[Dataset items]
■ ■ ■ ■ ■ ■ ■

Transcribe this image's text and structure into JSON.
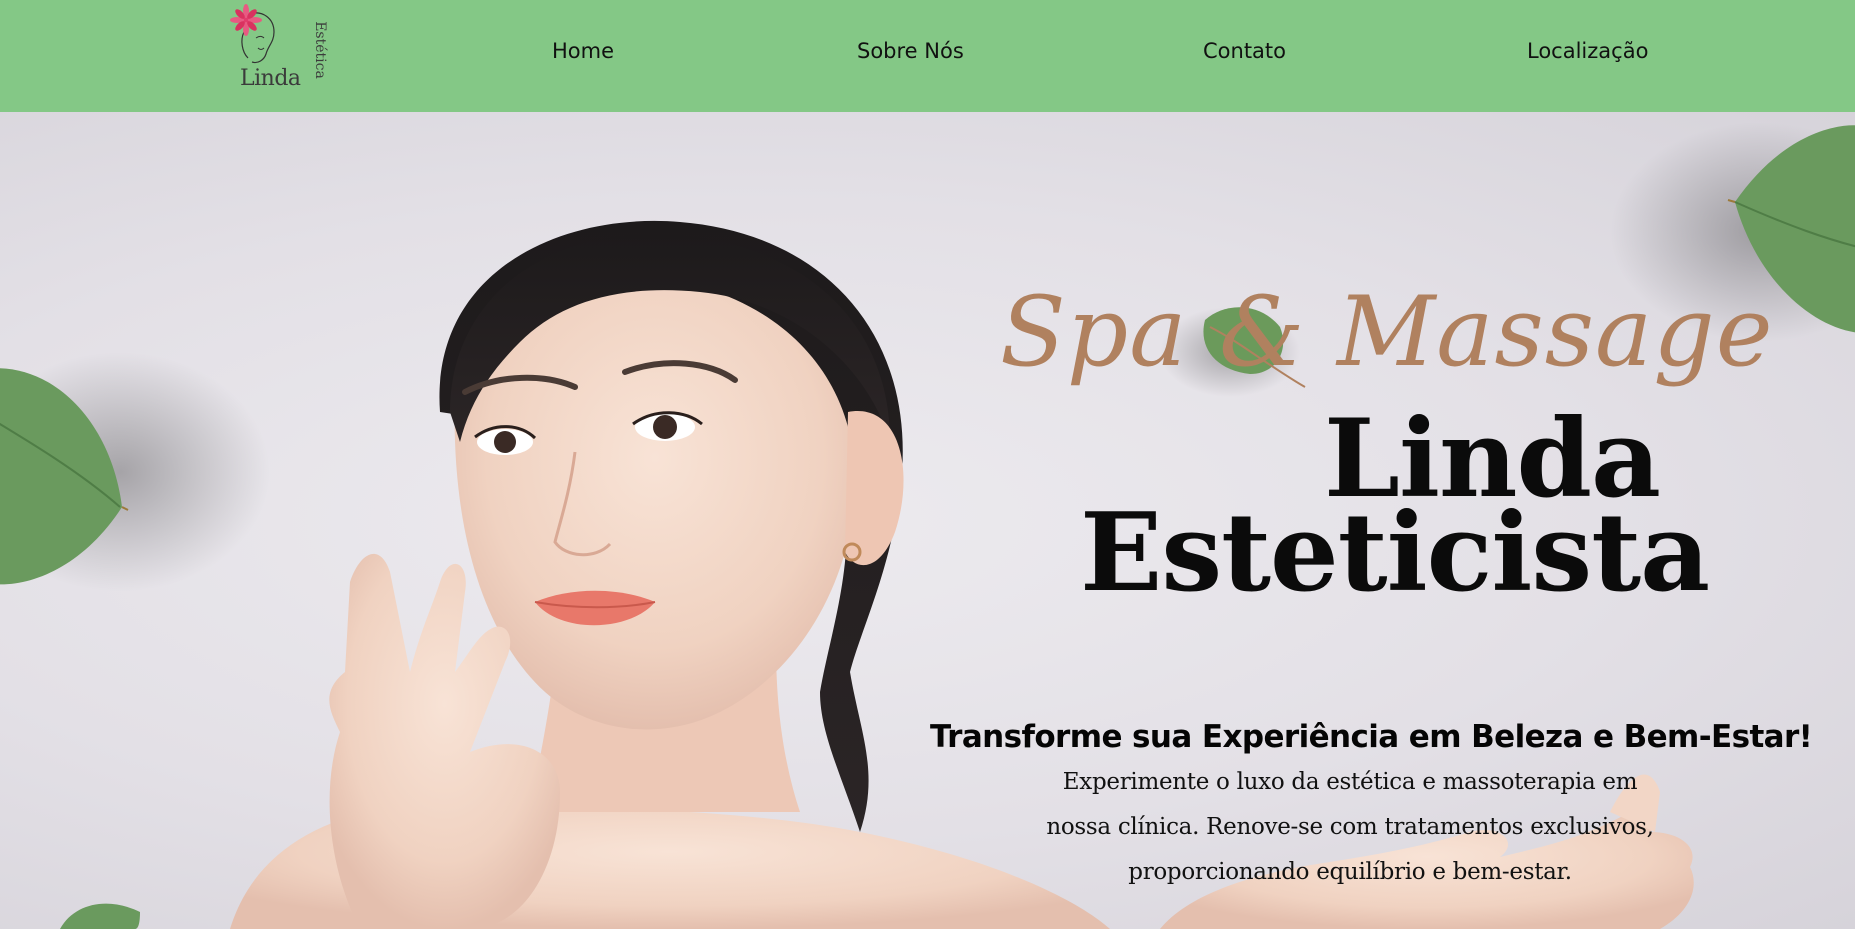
{
  "header": {
    "logo": {
      "name": "Linda",
      "subtitle": "Estética"
    },
    "nav": [
      {
        "label": "Home"
      },
      {
        "label": "Sobre Nós"
      },
      {
        "label": "Contato"
      },
      {
        "label": "Localização"
      }
    ]
  },
  "hero": {
    "script_title": "Spa & Massage",
    "brand_line1": "Linda",
    "brand_line2": "Esteticista",
    "headline": "Transforme sua Experiência em Beleza e Bem-Estar!",
    "paragraph_lines": [
      "Experimente o luxo da estética e massoterapia em",
      "nossa clínica. Renove-se com tratamentos exclusivos,",
      "proporcionando equilíbrio e bem-estar."
    ]
  },
  "colors": {
    "nav_background": "#84c886",
    "script_accent": "#b0815f",
    "leaf_green": "#6a9a5e",
    "logo_flower": "#e23d6c"
  },
  "icons": [
    "flower-logo-icon",
    "leaf-icon"
  ]
}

■ ■ ■ ■ ■ ■ ■

__INSTRUCTIONS FOR THE TASK__
Reproduce the entries above without change, omitting all pictures.

__SOLVED EXERCISE__
Transcribe this image's text and structure into JSON.
{
  "header": {
    "logo": {
      "name": "Linda",
      "subtitle": "Estética"
    },
    "nav": [
      {
        "label": "Home"
      },
      {
        "label": "Sobre Nós"
      },
      {
        "label": "Contato"
      },
      {
        "label": "Localização"
      }
    ]
  },
  "hero": {
    "script_title": "Spa & Massage",
    "brand_line1": "Linda",
    "brand_line2": "Esteticista",
    "headline": "Transforme sua Experiência em Beleza e Bem-Estar!",
    "paragraph_lines": [
      "Experimente o luxo da estética e massoterapia em",
      "nossa clínica. Renove-se com tratamentos exclusivos,",
      "proporcionando equilíbrio e bem-estar."
    ]
  },
  "colors": {
    "nav_background": "#84c886",
    "script_accent": "#b0815f",
    "leaf_green": "#6a9a5e",
    "logo_flower": "#e23d6c"
  },
  "icons": [
    "flower-logo-icon",
    "leaf-icon"
  ]
}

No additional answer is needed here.